--- begin Provided material ---

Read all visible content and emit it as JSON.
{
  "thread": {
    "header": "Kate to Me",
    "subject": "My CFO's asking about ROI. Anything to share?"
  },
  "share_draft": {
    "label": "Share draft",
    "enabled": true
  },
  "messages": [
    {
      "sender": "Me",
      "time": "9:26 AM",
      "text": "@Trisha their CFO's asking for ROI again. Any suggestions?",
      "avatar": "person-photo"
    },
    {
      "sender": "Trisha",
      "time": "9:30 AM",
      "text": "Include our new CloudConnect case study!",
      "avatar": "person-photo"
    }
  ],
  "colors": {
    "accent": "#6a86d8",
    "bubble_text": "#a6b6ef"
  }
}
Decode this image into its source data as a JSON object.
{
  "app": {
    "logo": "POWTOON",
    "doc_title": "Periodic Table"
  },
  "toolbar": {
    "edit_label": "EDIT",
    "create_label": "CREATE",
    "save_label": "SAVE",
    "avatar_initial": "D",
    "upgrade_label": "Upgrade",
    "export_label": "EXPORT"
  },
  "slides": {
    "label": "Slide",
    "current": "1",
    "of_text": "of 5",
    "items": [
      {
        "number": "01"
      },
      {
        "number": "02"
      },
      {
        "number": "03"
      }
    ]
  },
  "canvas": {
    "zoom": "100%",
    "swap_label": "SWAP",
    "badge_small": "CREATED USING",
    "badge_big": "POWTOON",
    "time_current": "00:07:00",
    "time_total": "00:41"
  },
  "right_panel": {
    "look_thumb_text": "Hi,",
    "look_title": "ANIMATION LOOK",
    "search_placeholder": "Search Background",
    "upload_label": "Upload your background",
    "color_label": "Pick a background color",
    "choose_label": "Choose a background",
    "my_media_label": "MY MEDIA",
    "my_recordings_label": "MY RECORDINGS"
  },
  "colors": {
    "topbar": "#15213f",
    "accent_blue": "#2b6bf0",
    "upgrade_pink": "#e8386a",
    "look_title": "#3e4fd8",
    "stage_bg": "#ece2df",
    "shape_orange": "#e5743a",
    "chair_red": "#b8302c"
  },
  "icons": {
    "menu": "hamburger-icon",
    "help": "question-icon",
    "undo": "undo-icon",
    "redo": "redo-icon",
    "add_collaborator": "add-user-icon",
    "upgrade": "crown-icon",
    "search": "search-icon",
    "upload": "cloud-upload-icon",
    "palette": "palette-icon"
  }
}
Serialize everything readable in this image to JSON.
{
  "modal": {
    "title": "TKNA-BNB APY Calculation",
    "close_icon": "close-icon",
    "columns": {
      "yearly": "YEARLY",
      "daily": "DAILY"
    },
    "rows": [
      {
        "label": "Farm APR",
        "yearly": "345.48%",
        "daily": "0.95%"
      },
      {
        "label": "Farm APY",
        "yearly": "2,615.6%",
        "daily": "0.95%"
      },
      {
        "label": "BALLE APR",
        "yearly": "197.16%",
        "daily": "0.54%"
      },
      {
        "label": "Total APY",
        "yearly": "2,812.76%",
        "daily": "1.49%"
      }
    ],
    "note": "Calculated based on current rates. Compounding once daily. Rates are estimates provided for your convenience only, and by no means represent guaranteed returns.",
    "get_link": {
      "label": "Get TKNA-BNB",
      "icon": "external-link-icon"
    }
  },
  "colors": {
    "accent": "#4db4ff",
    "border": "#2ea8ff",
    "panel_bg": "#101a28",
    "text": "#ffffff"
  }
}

--- end Provided material ---

__Request__: Copy every record exactly as presented.

__Exercise response__:
Read all visible content and emit it as JSON.
{
  "thread": {
    "header": "Kate to Me",
    "subject": "My CFO's asking about ROI. Anything to share?"
  },
  "share_draft": {
    "label": "Share draft",
    "enabled": true
  },
  "messages": [
    {
      "sender": "Me",
      "time": "9:26 AM",
      "text": "@Trisha their CFO's asking for ROI again. Any suggestions?",
      "avatar": "person-photo"
    },
    {
      "sender": "Trisha",
      "time": "9:30 AM",
      "text": "Include our new CloudConnect case study!",
      "avatar": "person-photo"
    }
  ],
  "colors": {
    "accent": "#6a86d8",
    "bubble_text": "#a6b6ef"
  }
}
Decode this image into its source data as a JSON object.
{
  "app": {
    "logo": "POWTOON",
    "doc_title": "Periodic Table"
  },
  "toolbar": {
    "edit_label": "EDIT",
    "create_label": "CREATE",
    "save_label": "SAVE",
    "avatar_initial": "D",
    "upgrade_label": "Upgrade",
    "export_label": "EXPORT"
  },
  "slides": {
    "label": "Slide",
    "current": "1",
    "of_text": "of 5",
    "items": [
      {
        "number": "01"
      },
      {
        "number": "02"
      },
      {
        "number": "03"
      }
    ]
  },
  "canvas": {
    "zoom": "100%",
    "swap_label": "SWAP",
    "badge_small": "CREATED USING",
    "badge_big": "POWTOON",
    "time_current": "00:07:00",
    "time_total": "00:41"
  },
  "right_panel": {
    "look_thumb_text": "Hi,",
    "look_title": "ANIMATION LOOK",
    "search_placeholder": "Search Background",
    "upload_label": "Upload your background",
    "color_label": "Pick a background color",
    "choose_label": "Choose a background",
    "my_media_label": "MY MEDIA",
    "my_recordings_label": "MY RECORDINGS"
  },
  "colors": {
    "topbar": "#15213f",
    "accent_blue": "#2b6bf0",
    "upgrade_pink": "#e8386a",
    "look_title": "#3e4fd8",
    "stage_bg": "#ece2df",
    "shape_orange": "#e5743a",
    "chair_red": "#b8302c"
  },
  "icons": {
    "menu": "hamburger-icon",
    "help": "question-icon",
    "undo": "undo-icon",
    "redo": "redo-icon",
    "add_collaborator": "add-user-icon",
    "upgrade": "crown-icon",
    "search": "search-icon",
    "upload": "cloud-upload-icon",
    "palette": "palette-icon"
  }
}
Serialize everything readable in this image to JSON.
{
  "modal": {
    "title": "TKNA-BNB APY Calculation",
    "close_icon": "close-icon",
    "columns": {
      "yearly": "YEARLY",
      "daily": "DAILY"
    },
    "rows": [
      {
        "label": "Farm APR",
        "yearly": "345.48%",
        "daily": "0.95%"
      },
      {
        "label": "Farm APY",
        "yearly": "2,615.6%",
        "daily": "0.95%"
      },
      {
        "label": "BALLE APR",
        "yearly": "197.16%",
        "daily": "0.54%"
      },
      {
        "label": "Total APY",
        "yearly": "2,812.76%",
        "daily": "1.49%"
      }
    ],
    "note": "Calculated based on current rates. Compounding once daily. Rates are estimates provided for your convenience only, and by no means represent guaranteed returns.",
    "get_link": {
      "label": "Get TKNA-BNB",
      "icon": "external-link-icon"
    }
  },
  "colors": {
    "accent": "#4db4ff",
    "border": "#2ea8ff",
    "panel_bg": "#101a28",
    "text": "#ffffff"
  }
}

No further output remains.